WHAT THE TASK ASKS:
Each line of the listing that contains the word "allele" is to be copied.

EXTRACTED DATA:
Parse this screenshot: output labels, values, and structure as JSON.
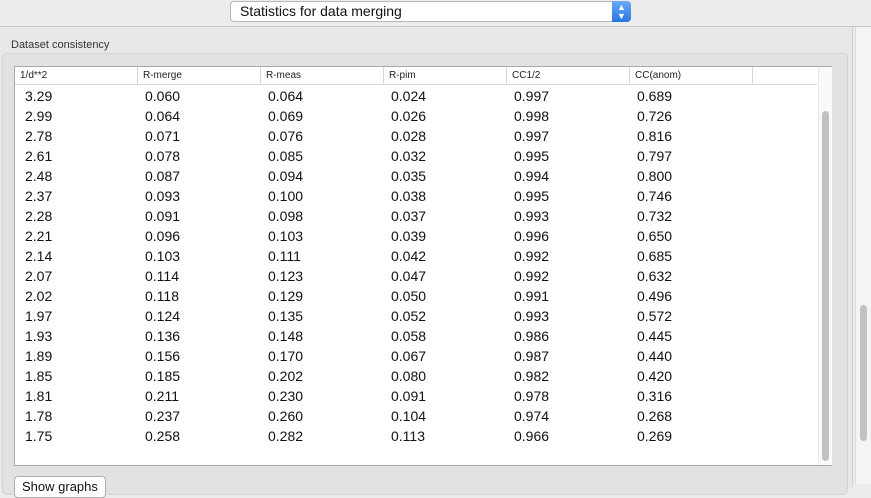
{
  "dropdown": {
    "selected": "Statistics for data merging",
    "arrow_icon": "up-down-chevron-icon"
  },
  "group": {
    "label": "Dataset consistency"
  },
  "table": {
    "columns": [
      "1/d**2",
      "R-merge",
      "R-meas",
      "R-pim",
      "CC1/2",
      "CC(anom)"
    ],
    "rows": [
      [
        "3.29",
        "0.060",
        "0.064",
        "0.024",
        "0.997",
        "0.689"
      ],
      [
        "2.99",
        "0.064",
        "0.069",
        "0.026",
        "0.998",
        "0.726"
      ],
      [
        "2.78",
        "0.071",
        "0.076",
        "0.028",
        "0.997",
        "0.816"
      ],
      [
        "2.61",
        "0.078",
        "0.085",
        "0.032",
        "0.995",
        "0.797"
      ],
      [
        "2.48",
        "0.087",
        "0.094",
        "0.035",
        "0.994",
        "0.800"
      ],
      [
        "2.37",
        "0.093",
        "0.100",
        "0.038",
        "0.995",
        "0.746"
      ],
      [
        "2.28",
        "0.091",
        "0.098",
        "0.037",
        "0.993",
        "0.732"
      ],
      [
        "2.21",
        "0.096",
        "0.103",
        "0.039",
        "0.996",
        "0.650"
      ],
      [
        "2.14",
        "0.103",
        "0.111",
        "0.042",
        "0.992",
        "0.685"
      ],
      [
        "2.07",
        "0.114",
        "0.123",
        "0.047",
        "0.992",
        "0.632"
      ],
      [
        "2.02",
        "0.118",
        "0.129",
        "0.050",
        "0.991",
        "0.496"
      ],
      [
        "1.97",
        "0.124",
        "0.135",
        "0.052",
        "0.993",
        "0.572"
      ],
      [
        "1.93",
        "0.136",
        "0.148",
        "0.058",
        "0.986",
        "0.445"
      ],
      [
        "1.89",
        "0.156",
        "0.170",
        "0.067",
        "0.987",
        "0.440"
      ],
      [
        "1.85",
        "0.185",
        "0.202",
        "0.080",
        "0.982",
        "0.420"
      ],
      [
        "1.81",
        "0.211",
        "0.230",
        "0.091",
        "0.978",
        "0.316"
      ],
      [
        "1.78",
        "0.237",
        "0.260",
        "0.104",
        "0.974",
        "0.268"
      ],
      [
        "1.75",
        "0.258",
        "0.282",
        "0.113",
        "0.966",
        "0.269"
      ]
    ]
  },
  "buttons": {
    "show_graphs": "Show graphs"
  }
}
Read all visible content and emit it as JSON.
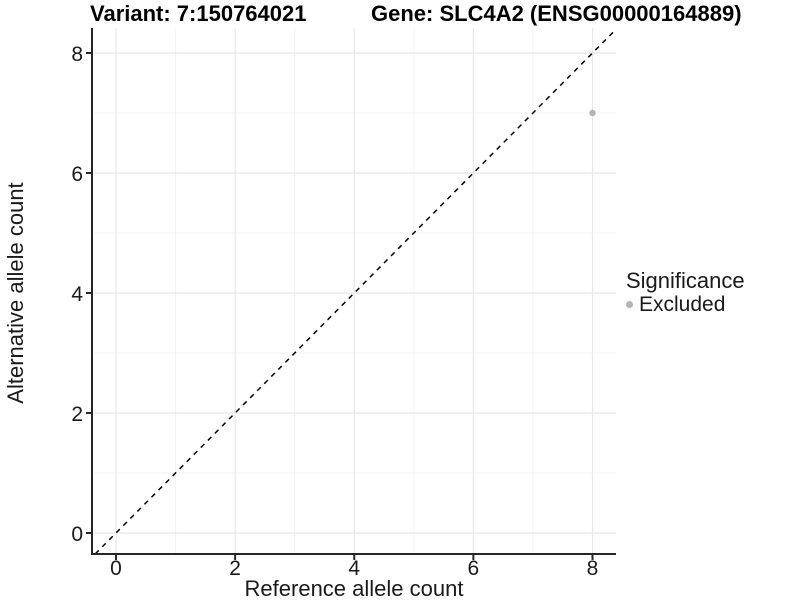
{
  "figure": {
    "title_left": "Variant: 7:150764021",
    "title_right": "Gene: SLC4A2 (ENSG00000164889)"
  },
  "chart_data": {
    "type": "scatter",
    "title": "Variant: 7:150764021 | Gene: SLC4A2 (ENSG00000164889)",
    "xlabel": "Reference allele count",
    "ylabel": "Alternative allele count",
    "xticks": [
      0,
      2,
      4,
      6,
      8
    ],
    "yticks": [
      0,
      2,
      4,
      6,
      8
    ],
    "xminor": [
      1,
      3,
      5,
      7
    ],
    "yminor": [
      1,
      3,
      5,
      7
    ],
    "xlim": [
      -0.4,
      8.4
    ],
    "ylim": [
      -0.35,
      8.42
    ],
    "grid": "major+minor",
    "reference_line": {
      "type": "identity",
      "equation": "y = x",
      "style": "dashed",
      "color": "#000000"
    },
    "series": [
      {
        "name": "Excluded",
        "color": "#b4b4b4",
        "points": [
          {
            "x": 8,
            "y": 7
          }
        ]
      }
    ],
    "legend": {
      "title": "Significance",
      "position": "right",
      "items": [
        {
          "label": "Excluded",
          "color": "#b4b4b4"
        }
      ]
    },
    "colors": {
      "background": "#ffffff",
      "axis_line": "#262626",
      "tick_label": "#1a1a1a",
      "grid_major": "#e8e8e8",
      "grid_minor": "#f3f3f3"
    }
  }
}
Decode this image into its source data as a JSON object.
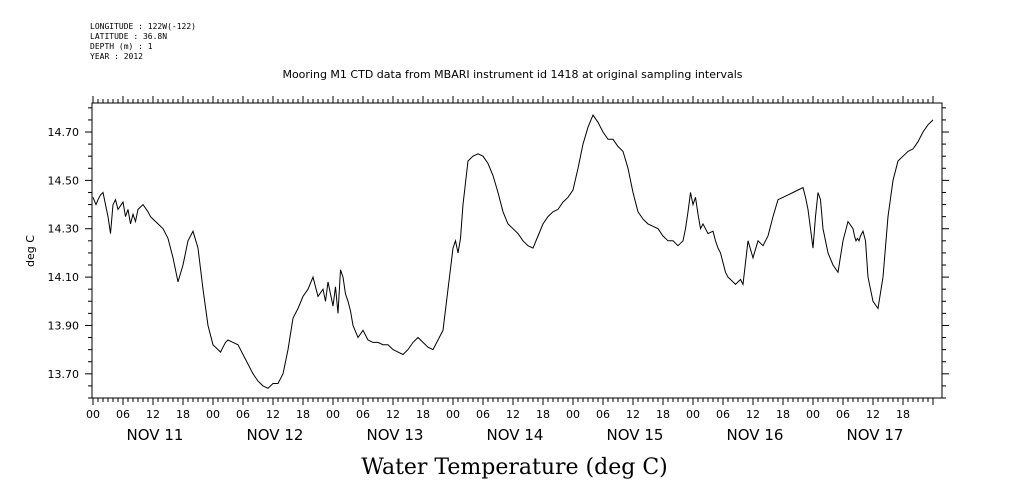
{
  "meta": {
    "longitude": "LONGITUDE : 122W(-122)",
    "latitude": "LATITUDE : 36.8N",
    "depth": "DEPTH (m) : 1",
    "year": "YEAR : 2012"
  },
  "chart_data": {
    "type": "line",
    "title": "Mooring M1 CTD data from MBARI instrument id 1418 at original sampling intervals",
    "xlabel": "Water Temperature (deg C)",
    "ylabel": "deg C",
    "ylim": [
      13.6,
      14.82
    ],
    "xlim_hours": [
      0,
      168
    ],
    "yticks": [
      13.7,
      13.9,
      14.1,
      14.3,
      14.5,
      14.7
    ],
    "ytick_labels": [
      "13.70",
      "13.90",
      "14.10",
      "14.30",
      "14.50",
      "14.70"
    ],
    "hour_tick_labels": [
      "00",
      "06",
      "12",
      "18"
    ],
    "day_labels": [
      "NOV 11",
      "NOV 12",
      "NOV 13",
      "NOV 14",
      "NOV 15",
      "NOV 16",
      "NOV 17"
    ],
    "grid": false,
    "series": [
      {
        "x": [
          0,
          0.6,
          1,
          1.5,
          2,
          2.5,
          3,
          3.5,
          4,
          4.5,
          5,
          6,
          6.5,
          7,
          7.5,
          8,
          8.5,
          9,
          10,
          11,
          11.5,
          12,
          13,
          14,
          15,
          16,
          17,
          18,
          19,
          20,
          21,
          22,
          23,
          24,
          25,
          25.5,
          26,
          26.5,
          27,
          28,
          29,
          30,
          31,
          32,
          33,
          34,
          35,
          36,
          37,
          38,
          39,
          40,
          41,
          42,
          43,
          44,
          45,
          46,
          46.5,
          47,
          47.5,
          48,
          48.5,
          49,
          49.5,
          50,
          50.5,
          51,
          51.5,
          52,
          53,
          54,
          55,
          56,
          57,
          58,
          59,
          60,
          61,
          62,
          63,
          64,
          65,
          66,
          67,
          68,
          69,
          70,
          71,
          72,
          72.5,
          73,
          73.5,
          74,
          75,
          76,
          77,
          78,
          79,
          80,
          81,
          82,
          83,
          84,
          85,
          86,
          87,
          88,
          89,
          90,
          91,
          92,
          93,
          94,
          95,
          96,
          97,
          98,
          99,
          100,
          101,
          102,
          103,
          104,
          105,
          106,
          107,
          108,
          109,
          110,
          111,
          112,
          113,
          114,
          115,
          116,
          117,
          118,
          118.5,
          119,
          119.5,
          120,
          120.5,
          121,
          121.5,
          122,
          123,
          124,
          124.5,
          125,
          125.5,
          126,
          126.5,
          127,
          128,
          128.5,
          129,
          129.5,
          130,
          131,
          132,
          133,
          134,
          135,
          136,
          137,
          138,
          139,
          140,
          141,
          142,
          142.5,
          143,
          143.5,
          144,
          144.5,
          145,
          145.5,
          146,
          147,
          148,
          149,
          150,
          151,
          152,
          152.3,
          152.6,
          152.9,
          153.2,
          153.5,
          154,
          154.5,
          155,
          156,
          157,
          158,
          159,
          160,
          161,
          162,
          163,
          164,
          165,
          166,
          167,
          168
        ],
        "y": [
          14.43,
          14.4,
          14.42,
          14.44,
          14.45,
          14.4,
          14.35,
          14.28,
          14.4,
          14.42,
          14.38,
          14.41,
          14.35,
          14.38,
          14.32,
          14.36,
          14.33,
          14.38,
          14.4,
          14.37,
          14.35,
          14.34,
          14.32,
          14.3,
          14.26,
          14.18,
          14.08,
          14.15,
          14.25,
          14.29,
          14.22,
          14.05,
          13.9,
          13.82,
          13.8,
          13.79,
          13.81,
          13.83,
          13.84,
          13.83,
          13.82,
          13.78,
          13.74,
          13.7,
          13.67,
          13.65,
          13.64,
          13.66,
          13.66,
          13.7,
          13.8,
          13.93,
          13.97,
          14.02,
          14.05,
          14.1,
          14.02,
          14.05,
          14.0,
          14.08,
          14.03,
          13.98,
          14.06,
          13.95,
          14.13,
          14.1,
          14.03,
          14.0,
          13.96,
          13.9,
          13.85,
          13.88,
          13.84,
          13.83,
          13.83,
          13.82,
          13.82,
          13.8,
          13.79,
          13.78,
          13.8,
          13.83,
          13.85,
          13.83,
          13.81,
          13.8,
          13.84,
          13.88,
          14.05,
          14.22,
          14.25,
          14.2,
          14.26,
          14.4,
          14.58,
          14.6,
          14.61,
          14.6,
          14.57,
          14.52,
          14.45,
          14.37,
          14.32,
          14.3,
          14.28,
          14.25,
          14.23,
          14.22,
          14.27,
          14.32,
          14.35,
          14.37,
          14.38,
          14.41,
          14.43,
          14.46,
          14.55,
          14.65,
          14.72,
          14.77,
          14.74,
          14.7,
          14.67,
          14.67,
          14.64,
          14.62,
          14.55,
          14.45,
          14.37,
          14.34,
          14.32,
          14.31,
          14.3,
          14.27,
          14.25,
          14.25,
          14.23,
          14.25,
          14.3,
          14.37,
          14.45,
          14.4,
          14.43,
          14.36,
          14.3,
          14.32,
          14.28,
          14.29,
          14.25,
          14.22,
          14.2,
          14.16,
          14.12,
          14.1,
          14.08,
          14.07,
          14.08,
          14.09,
          14.07,
          14.25,
          14.18,
          14.25,
          14.23,
          14.27,
          14.35,
          14.42,
          14.43,
          14.44,
          14.45,
          14.46,
          14.47,
          14.43,
          14.38,
          14.3,
          14.22,
          14.35,
          14.45,
          14.42,
          14.3,
          14.2,
          14.15,
          14.12,
          14.25,
          14.33,
          14.3,
          14.27,
          14.25,
          14.26,
          14.25,
          14.27,
          14.29,
          14.25,
          14.1,
          14.0,
          13.97,
          14.1,
          14.35,
          14.5,
          14.58,
          14.6,
          14.62,
          14.63,
          14.66,
          14.7,
          14.73,
          14.75
        ]
      }
    ]
  }
}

THE REPLY:
    "xlabel": "Reference allele count",
    "ylabel": "Alternative allele count",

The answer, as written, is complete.